### PROBLEM STATEMENT
Filter the records below down to lines containing "vazifalarni".

(Stored records)
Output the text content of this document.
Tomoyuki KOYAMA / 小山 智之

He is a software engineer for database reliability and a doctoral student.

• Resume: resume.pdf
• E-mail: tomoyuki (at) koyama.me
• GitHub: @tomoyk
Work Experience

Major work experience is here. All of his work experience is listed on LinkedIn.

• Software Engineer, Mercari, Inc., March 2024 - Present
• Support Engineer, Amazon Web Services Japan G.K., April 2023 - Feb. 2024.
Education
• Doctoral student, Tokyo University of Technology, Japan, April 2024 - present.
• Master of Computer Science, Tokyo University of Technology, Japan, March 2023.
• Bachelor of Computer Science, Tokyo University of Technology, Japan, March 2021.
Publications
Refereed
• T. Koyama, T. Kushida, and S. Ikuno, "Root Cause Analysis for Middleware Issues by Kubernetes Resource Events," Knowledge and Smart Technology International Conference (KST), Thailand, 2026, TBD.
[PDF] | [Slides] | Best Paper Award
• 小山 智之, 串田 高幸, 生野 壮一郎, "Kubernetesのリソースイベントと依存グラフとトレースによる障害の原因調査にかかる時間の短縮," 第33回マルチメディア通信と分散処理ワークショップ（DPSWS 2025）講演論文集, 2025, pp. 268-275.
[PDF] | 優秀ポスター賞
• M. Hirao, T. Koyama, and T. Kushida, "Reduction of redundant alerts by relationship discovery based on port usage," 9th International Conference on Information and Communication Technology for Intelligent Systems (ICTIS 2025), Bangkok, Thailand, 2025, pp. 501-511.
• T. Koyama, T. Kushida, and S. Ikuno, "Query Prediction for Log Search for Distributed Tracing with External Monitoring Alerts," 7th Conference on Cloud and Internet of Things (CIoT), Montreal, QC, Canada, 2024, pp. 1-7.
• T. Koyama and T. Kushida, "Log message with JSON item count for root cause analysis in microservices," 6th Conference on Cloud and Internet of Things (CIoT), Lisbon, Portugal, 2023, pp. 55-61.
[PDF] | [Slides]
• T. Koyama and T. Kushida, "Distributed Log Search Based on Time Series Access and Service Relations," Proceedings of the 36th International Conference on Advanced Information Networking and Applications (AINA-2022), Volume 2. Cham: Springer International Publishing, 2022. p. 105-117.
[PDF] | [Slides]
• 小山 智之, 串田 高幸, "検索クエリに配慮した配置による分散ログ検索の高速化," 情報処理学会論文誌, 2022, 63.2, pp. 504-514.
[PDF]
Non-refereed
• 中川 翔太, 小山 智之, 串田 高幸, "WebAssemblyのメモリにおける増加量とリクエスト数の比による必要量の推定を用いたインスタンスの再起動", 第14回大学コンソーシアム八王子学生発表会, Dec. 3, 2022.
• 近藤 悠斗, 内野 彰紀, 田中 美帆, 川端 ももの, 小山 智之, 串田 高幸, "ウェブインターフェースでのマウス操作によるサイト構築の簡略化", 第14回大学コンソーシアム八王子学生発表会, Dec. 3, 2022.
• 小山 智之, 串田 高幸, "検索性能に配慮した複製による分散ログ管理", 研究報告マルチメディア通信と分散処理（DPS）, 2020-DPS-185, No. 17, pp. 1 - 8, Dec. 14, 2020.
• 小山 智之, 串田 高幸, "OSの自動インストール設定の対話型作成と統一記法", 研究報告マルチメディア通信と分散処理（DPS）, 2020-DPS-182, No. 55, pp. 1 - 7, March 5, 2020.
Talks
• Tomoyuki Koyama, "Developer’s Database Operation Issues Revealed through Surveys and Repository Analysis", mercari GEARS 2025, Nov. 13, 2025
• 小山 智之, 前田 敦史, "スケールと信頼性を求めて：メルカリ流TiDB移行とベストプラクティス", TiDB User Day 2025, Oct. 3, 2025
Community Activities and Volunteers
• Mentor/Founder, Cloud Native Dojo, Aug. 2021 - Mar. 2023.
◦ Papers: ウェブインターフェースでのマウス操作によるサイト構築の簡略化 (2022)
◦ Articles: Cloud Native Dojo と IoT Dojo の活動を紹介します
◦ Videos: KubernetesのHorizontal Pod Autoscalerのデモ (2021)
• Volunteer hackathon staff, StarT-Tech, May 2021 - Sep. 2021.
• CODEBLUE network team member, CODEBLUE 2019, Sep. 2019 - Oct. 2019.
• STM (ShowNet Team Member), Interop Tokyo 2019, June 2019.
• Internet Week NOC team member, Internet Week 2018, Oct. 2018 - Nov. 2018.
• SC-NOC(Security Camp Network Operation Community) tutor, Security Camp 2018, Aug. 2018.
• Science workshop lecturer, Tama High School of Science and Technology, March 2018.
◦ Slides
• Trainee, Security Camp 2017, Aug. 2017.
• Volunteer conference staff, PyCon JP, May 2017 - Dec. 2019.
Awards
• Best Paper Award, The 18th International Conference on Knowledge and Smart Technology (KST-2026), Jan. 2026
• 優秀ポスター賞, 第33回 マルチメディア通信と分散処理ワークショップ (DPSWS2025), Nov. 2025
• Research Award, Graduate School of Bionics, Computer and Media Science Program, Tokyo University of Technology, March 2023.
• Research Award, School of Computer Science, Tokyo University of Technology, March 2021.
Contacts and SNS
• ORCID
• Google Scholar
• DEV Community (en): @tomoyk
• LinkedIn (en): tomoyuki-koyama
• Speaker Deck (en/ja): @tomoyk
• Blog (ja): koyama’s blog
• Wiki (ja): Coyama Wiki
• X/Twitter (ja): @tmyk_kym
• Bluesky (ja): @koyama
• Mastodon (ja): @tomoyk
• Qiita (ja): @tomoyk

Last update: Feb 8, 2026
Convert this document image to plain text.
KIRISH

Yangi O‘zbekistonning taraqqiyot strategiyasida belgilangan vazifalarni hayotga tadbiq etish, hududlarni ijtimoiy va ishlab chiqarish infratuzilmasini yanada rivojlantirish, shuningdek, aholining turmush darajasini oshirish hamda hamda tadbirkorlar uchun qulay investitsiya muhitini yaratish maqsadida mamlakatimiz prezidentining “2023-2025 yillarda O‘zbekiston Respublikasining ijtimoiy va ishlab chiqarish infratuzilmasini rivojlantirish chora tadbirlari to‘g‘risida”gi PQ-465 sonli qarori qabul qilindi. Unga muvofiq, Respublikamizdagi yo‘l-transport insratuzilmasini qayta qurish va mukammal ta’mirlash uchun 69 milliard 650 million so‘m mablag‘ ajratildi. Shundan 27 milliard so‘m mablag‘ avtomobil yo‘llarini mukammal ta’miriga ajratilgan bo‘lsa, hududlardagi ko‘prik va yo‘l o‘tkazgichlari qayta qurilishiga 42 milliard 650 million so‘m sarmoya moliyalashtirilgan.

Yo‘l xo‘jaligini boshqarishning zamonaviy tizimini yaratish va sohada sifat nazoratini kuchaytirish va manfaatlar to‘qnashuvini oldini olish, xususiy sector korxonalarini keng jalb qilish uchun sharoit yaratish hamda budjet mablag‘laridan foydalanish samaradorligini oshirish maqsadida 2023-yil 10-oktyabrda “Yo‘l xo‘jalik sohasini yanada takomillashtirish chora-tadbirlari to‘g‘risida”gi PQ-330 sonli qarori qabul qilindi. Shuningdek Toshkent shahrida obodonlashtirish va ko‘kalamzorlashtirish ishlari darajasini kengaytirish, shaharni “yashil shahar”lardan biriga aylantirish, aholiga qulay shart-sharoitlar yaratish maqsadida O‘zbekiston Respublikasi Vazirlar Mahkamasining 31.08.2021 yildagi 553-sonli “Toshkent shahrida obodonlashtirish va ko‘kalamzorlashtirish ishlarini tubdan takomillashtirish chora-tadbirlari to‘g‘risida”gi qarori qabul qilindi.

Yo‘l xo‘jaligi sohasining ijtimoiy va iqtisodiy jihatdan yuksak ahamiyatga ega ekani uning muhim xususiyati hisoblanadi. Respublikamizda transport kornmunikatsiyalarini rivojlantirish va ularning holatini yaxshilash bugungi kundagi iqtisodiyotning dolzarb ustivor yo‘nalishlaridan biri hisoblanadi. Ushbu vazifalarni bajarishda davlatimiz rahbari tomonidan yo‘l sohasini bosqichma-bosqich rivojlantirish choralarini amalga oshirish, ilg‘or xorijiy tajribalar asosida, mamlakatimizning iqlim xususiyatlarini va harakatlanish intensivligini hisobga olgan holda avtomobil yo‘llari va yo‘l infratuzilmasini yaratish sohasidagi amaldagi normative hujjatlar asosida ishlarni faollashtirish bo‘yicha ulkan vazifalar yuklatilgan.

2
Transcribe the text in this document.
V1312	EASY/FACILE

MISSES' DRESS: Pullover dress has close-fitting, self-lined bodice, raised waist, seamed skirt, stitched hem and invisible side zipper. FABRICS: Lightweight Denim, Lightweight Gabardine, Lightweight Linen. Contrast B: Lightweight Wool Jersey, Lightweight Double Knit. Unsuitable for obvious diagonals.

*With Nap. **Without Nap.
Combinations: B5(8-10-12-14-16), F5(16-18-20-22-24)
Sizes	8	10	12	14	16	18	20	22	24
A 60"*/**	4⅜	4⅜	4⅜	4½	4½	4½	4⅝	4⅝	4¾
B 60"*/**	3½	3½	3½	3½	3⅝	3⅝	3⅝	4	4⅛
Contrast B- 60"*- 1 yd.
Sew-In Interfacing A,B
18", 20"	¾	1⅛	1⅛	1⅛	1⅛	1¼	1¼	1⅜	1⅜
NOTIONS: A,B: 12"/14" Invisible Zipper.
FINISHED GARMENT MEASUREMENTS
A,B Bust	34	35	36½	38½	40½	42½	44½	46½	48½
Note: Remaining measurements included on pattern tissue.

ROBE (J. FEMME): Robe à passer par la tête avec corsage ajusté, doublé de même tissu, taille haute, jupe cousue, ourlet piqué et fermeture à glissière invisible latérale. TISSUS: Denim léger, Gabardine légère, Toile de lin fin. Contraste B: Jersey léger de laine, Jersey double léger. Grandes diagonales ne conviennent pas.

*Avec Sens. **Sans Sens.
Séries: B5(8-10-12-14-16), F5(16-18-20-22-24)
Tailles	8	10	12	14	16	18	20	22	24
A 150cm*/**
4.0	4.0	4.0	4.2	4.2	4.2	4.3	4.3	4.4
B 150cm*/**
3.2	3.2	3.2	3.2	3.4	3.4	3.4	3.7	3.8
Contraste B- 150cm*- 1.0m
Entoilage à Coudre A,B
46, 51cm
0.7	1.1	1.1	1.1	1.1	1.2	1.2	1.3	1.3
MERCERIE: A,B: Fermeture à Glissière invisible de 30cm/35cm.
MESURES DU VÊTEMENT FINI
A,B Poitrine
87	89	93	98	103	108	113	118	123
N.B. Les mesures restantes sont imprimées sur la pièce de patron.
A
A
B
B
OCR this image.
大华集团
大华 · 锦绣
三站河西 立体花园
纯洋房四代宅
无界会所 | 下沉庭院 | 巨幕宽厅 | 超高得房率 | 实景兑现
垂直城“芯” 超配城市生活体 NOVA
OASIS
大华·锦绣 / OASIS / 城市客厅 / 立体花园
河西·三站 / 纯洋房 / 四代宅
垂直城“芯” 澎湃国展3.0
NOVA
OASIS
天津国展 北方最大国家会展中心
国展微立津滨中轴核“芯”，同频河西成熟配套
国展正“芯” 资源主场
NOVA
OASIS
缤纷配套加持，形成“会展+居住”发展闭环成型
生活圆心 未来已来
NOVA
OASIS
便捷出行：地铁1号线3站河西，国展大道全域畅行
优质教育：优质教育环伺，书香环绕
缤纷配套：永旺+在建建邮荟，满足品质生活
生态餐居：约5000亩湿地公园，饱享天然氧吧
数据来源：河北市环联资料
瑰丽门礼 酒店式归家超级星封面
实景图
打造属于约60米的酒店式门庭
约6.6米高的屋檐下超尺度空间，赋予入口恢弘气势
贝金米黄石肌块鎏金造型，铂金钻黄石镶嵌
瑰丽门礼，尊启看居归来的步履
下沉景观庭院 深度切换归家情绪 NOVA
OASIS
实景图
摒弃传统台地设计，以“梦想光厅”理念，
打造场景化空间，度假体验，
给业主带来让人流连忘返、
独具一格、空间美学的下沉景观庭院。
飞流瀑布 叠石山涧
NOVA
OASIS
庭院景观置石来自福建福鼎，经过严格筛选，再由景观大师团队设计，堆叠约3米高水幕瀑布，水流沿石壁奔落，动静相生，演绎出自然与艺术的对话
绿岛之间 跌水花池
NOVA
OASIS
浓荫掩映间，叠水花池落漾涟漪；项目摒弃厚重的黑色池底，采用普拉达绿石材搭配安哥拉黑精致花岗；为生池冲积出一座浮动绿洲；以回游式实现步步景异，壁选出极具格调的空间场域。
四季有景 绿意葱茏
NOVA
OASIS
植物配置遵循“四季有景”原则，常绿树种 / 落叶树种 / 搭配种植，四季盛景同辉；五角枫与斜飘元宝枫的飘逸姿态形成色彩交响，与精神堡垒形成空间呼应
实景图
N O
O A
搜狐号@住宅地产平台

### TASK ANSWER
Yangi O‘zbekistonning taraqqiyot strategiyasida belgilangan vazifalarni hayotga tadbiq etish, hududlarni ijtimoiy va ishlab chiqarish infratuzilmasini yanada rivojlantirish, shuningdek, aholining turmush darajasini oshirish hamda hamda tadbirkorlar uchun qulay investitsiya muhitini yaratish maqsadida mamlakatimiz prezidentining “2023-2025 yillarda O‘zbekiston Respublikasining ijtimoiy va ishlab chiqarish infratuzilmasini rivojlantirish chora tadbirlari to‘g‘risida”gi PQ-465 sonli qarori qabul qilindi. Unga muvofiq, Respublikamizdagi yo‘l-transport insratuzilmasini qayta qurish va mukammal ta’mirlash uchun 69 milliard 650 million so‘m mablag‘ ajratildi. Shundan 27 milliard so‘m mablag‘ avtomobil yo‘llarini mukammal ta’miriga ajratilgan bo‘lsa, hududlardagi ko‘prik va yo‘l o‘tkazgichlari qayta qurilishiga 42 milliard 650 million so‘m sarmoya moliyalashtirilgan.
Yo‘l xo‘jaligi sohasining ijtimoiy va iqtisodiy jihatdan yuksak ahamiyatga ega ekani uning muhim xususiyati hisoblanadi. Respublikamizda transport kornmunikatsiyalarini rivojlantirish va ularning holatini yaxshilash bugungi kundagi iqtisodiyotning dolzarb ustivor yo‘nalishlaridan biri hisoblanadi. Ushbu vazifalarni bajarishda davlatimiz rahbari tomonidan yo‘l sohasini bosqichma-bosqich rivojlantirish choralarini amalga oshirish, ilg‘or xorijiy tajribalar asosida, mamlakatimizning iqlim xususiyatlarini va harakatlanish intensivligini hisobga olgan holda avtomobil yo‘llari va yo‘l infratuzilmasini yaratish sohasidagi amaldagi normative hujjatlar asosida ishlarni faollashtirish bo‘yicha ulkan vazifalar yuklatilgan.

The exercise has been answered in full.